**WORK TO BE COMPLETED**. Return the stretch of lines from the very first one through the line containing "- pager-dots: [268, 667, 350, 677]", both ends included, copied character for character.

[Extracted data entries]
■ ■ ■ ■ ■
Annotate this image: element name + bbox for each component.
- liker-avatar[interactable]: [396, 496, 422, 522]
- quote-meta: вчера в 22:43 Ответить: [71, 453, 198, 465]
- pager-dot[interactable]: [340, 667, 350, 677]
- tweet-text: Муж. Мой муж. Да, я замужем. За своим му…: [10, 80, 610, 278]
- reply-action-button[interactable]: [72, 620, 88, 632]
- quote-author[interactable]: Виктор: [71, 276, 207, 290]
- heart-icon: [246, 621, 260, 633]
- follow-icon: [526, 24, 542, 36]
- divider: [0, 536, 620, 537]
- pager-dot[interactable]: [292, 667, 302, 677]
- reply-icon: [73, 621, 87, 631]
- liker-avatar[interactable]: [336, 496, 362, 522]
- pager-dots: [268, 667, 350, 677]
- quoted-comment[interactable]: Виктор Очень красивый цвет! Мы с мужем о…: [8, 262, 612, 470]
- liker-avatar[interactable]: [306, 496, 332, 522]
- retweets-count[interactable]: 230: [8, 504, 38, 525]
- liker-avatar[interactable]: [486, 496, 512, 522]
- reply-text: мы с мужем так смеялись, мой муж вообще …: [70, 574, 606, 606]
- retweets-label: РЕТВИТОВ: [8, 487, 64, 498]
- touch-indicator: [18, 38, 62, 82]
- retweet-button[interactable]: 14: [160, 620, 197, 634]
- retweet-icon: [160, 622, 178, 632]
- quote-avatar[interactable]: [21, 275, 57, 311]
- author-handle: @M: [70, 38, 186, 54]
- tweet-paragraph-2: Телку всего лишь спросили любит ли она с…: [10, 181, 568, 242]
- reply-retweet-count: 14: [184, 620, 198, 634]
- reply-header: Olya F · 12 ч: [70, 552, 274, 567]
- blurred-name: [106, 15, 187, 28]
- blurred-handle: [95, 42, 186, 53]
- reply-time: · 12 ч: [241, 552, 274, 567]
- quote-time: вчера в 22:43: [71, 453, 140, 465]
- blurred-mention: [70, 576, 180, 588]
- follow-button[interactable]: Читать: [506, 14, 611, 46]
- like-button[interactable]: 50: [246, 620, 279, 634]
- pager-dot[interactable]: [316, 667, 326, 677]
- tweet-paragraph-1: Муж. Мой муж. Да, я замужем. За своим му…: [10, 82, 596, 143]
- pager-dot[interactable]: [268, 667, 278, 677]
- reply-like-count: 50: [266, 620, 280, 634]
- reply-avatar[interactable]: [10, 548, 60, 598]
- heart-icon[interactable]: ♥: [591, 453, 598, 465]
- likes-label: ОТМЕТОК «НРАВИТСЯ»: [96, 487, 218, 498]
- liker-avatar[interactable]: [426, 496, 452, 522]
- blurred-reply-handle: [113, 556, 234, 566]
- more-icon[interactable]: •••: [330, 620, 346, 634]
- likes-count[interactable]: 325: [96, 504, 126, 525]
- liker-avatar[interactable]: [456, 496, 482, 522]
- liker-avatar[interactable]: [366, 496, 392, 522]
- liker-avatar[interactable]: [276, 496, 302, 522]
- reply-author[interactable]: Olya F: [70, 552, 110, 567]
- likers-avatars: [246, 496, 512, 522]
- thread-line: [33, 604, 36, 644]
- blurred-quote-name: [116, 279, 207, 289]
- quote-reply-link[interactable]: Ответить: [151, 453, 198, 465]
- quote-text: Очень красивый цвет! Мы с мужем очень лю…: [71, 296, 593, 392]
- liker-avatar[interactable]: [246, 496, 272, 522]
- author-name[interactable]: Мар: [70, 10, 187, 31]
■ ■ ■ ■ ■
**FULL ANSWER**.
Annotate this image: element name + bbox for each component.
- liker-avatar[interactable]: [396, 496, 422, 522]
- quote-meta: вчера в 22:43 Ответить: [71, 453, 198, 465]
- pager-dot[interactable]: [340, 667, 350, 677]
- tweet-text: Муж. Мой муж. Да, я замужем. За своим му…: [10, 80, 610, 278]
- reply-action-button[interactable]: [72, 620, 88, 632]
- quote-author[interactable]: Виктор: [71, 276, 207, 290]
- heart-icon: [246, 621, 260, 633]
- follow-icon: [526, 24, 542, 36]
- divider: [0, 536, 620, 537]
- pager-dot[interactable]: [292, 667, 302, 677]
- reply-icon: [73, 621, 87, 631]
- liker-avatar[interactable]: [336, 496, 362, 522]
- pager-dots: [268, 667, 350, 677]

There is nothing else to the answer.